• _Dataset records_:
<<<<
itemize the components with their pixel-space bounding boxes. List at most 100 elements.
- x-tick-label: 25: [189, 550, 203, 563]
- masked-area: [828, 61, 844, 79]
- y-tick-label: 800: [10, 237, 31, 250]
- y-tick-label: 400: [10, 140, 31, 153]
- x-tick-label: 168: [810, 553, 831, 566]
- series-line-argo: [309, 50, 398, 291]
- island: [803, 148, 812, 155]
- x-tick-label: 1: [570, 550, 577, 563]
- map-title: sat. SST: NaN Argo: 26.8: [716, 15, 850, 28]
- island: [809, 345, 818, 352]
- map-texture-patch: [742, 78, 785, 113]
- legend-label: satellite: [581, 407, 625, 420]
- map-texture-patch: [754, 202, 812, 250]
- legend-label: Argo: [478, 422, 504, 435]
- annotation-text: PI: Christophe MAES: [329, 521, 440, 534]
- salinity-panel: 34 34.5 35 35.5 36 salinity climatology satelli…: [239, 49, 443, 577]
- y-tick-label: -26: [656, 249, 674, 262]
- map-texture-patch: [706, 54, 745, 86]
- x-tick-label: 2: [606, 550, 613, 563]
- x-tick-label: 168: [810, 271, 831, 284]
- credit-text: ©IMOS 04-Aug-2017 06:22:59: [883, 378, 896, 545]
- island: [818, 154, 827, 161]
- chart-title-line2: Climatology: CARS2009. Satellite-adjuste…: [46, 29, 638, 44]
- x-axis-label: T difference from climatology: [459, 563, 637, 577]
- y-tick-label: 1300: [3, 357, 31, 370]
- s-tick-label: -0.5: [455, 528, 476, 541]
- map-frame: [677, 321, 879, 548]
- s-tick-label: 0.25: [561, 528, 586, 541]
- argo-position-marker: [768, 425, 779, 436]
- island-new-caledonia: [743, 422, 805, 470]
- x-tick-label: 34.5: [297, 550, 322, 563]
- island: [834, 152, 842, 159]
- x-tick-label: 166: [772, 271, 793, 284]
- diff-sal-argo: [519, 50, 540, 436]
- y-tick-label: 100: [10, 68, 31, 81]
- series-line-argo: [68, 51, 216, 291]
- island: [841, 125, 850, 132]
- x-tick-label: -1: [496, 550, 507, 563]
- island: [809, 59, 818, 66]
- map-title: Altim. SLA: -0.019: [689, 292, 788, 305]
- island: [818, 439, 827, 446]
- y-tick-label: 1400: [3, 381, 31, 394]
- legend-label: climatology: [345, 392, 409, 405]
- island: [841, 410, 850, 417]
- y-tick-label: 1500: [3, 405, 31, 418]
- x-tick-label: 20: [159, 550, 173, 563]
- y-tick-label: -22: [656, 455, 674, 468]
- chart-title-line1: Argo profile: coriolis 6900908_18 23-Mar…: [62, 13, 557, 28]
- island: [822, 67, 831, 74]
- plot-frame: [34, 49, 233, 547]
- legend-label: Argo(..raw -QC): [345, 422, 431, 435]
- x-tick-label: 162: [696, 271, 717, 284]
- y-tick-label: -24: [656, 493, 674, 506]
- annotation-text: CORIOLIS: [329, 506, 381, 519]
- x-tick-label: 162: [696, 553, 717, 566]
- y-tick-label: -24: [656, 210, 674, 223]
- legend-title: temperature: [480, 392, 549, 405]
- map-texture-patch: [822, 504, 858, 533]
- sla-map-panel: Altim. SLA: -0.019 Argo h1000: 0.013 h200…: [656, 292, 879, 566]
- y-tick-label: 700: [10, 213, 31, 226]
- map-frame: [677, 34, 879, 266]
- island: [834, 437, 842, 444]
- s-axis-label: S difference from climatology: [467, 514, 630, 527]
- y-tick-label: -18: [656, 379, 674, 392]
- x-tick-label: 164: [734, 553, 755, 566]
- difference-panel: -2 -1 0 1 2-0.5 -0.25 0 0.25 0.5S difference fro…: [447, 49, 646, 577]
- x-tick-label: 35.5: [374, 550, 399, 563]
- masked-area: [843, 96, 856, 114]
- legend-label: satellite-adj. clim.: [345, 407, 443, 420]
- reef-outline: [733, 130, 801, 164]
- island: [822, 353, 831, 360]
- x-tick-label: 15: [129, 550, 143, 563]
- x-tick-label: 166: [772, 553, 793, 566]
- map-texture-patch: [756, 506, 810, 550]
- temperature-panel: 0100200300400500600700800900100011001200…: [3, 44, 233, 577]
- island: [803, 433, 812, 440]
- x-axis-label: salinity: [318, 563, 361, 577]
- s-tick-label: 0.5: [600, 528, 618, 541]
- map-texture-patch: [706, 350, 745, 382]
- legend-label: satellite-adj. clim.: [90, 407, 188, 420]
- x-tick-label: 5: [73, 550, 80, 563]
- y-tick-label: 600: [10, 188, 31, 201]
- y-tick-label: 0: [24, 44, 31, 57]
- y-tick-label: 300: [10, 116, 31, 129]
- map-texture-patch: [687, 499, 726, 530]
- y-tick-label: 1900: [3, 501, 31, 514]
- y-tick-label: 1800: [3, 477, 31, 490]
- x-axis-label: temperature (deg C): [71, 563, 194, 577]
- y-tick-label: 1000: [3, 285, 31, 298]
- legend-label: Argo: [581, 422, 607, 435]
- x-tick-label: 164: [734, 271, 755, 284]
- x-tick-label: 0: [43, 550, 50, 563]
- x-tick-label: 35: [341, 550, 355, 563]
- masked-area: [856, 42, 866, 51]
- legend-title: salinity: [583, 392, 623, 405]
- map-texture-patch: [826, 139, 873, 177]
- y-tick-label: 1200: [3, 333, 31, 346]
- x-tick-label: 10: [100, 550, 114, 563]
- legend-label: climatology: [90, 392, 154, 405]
>>>>
• _AIM_:
Write out the items again, starting at the very first line and going on through the line with "- x-tick-label: 2: [606, 550, 613, 563]". In those lines, swap every "island" for "islet" and keep everything else the same.

• _WRITTEN REPLY_:
itemize the components with their pixel-space bounding boxes. List at most 100 elements.
- x-tick-label: 25: [189, 550, 203, 563]
- masked-area: [828, 61, 844, 79]
- y-tick-label: 800: [10, 237, 31, 250]
- y-tick-label: 400: [10, 140, 31, 153]
- x-tick-label: 168: [810, 553, 831, 566]
- series-line-argo: [309, 50, 398, 291]
- islet: [803, 148, 812, 155]
- x-tick-label: 1: [570, 550, 577, 563]
- map-title: sat. SST: NaN Argo: 26.8: [716, 15, 850, 28]
- islet: [809, 345, 818, 352]
- map-texture-patch: [742, 78, 785, 113]
- legend-label: satellite: [581, 407, 625, 420]
- map-texture-patch: [754, 202, 812, 250]
- legend-label: Argo: [478, 422, 504, 435]
- annotation-text: PI: Christophe MAES: [329, 521, 440, 534]
- salinity-panel: 34 34.5 35 35.5 36 salinity climatology satelli…: [239, 49, 443, 577]
- y-tick-label: -26: [656, 249, 674, 262]
- map-texture-patch: [706, 54, 745, 86]
- x-tick-label: 2: [606, 550, 613, 563]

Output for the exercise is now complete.